Transcribe every line of the records verbatim.

__________

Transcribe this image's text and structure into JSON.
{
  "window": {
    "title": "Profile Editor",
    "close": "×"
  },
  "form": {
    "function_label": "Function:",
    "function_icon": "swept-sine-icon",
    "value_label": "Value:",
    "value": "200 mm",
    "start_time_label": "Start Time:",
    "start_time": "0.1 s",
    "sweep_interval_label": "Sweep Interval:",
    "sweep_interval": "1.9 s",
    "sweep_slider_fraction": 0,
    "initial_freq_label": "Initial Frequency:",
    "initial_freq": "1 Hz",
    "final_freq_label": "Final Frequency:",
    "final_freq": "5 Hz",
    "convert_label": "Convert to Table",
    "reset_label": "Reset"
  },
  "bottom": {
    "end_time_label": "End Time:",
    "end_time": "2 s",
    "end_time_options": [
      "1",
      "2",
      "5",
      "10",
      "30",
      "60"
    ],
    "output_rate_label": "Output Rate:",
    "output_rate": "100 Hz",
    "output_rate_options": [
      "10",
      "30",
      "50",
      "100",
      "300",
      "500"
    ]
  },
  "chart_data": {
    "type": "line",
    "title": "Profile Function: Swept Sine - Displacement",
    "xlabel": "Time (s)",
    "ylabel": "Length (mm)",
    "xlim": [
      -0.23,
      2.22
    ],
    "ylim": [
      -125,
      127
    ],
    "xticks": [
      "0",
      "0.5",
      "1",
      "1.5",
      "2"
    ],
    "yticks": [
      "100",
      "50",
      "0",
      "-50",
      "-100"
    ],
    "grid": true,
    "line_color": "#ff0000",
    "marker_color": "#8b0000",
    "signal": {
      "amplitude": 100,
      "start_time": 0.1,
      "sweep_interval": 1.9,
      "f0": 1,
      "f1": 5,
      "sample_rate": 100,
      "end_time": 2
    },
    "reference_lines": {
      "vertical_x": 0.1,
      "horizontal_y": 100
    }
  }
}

__________

- _CORRECT RESPONSE_
Transcribe this image's text and structure into JSON.
{
  "window": {
    "title": "Profile Editor",
    "close": "×"
  },
  "form": {
    "function_label": "Function:",
    "function_icon": "swept-sine-icon",
    "value_label": "Value:",
    "value": "200 mm",
    "start_time_label": "Start Time:",
    "start_time": "0.1 s",
    "sweep_interval_label": "Sweep Interval:",
    "sweep_interval": "1.9 s",
    "sweep_slider_fraction": 0,
    "initial_freq_label": "Initial Frequency:",
    "initial_freq": "1 Hz",
    "final_freq_label": "Final Frequency:",
    "final_freq": "5 Hz",
    "convert_label": "Convert to Table",
    "reset_label": "Reset"
  },
  "bottom": {
    "end_time_label": "End Time:",
    "end_time": "2 s",
    "end_time_options": [
      "1",
      "2",
      "5",
      "10",
      "30",
      "60"
    ],
    "output_rate_label": "Output Rate:",
    "output_rate": "100 Hz",
    "output_rate_options": [
      "10",
      "30",
      "50",
      "100",
      "300",
      "500"
    ]
  },
  "chart_data": {
    "type": "line",
    "title": "Profile Function: Swept Sine - Displacement",
    "xlabel": "Time (s)",
    "ylabel": "Length (mm)",
    "xlim": [
      -0.23,
      2.22
    ],
    "ylim": [
      -125,
      127
    ],
    "xticks": [
      "0",
      "0.5",
      "1",
      "1.5",
      "2"
    ],
    "yticks": [
      "100",
      "50",
      "0",
      "-50",
      "-100"
    ],
    "grid": true,
    "line_color": "#ff0000",
    "marker_color": "#8b0000",
    "signal": {
      "amplitude": 100,
      "start_time": 0.1,
      "sweep_interval": 1.9,
      "f0": 1,
      "f1": 5,
      "sample_rate": 100,
      "end_time": 2
    },
    "reference_lines": {
      "vertical_x": 0.1,
      "horizontal_y": 100
    }
  }
}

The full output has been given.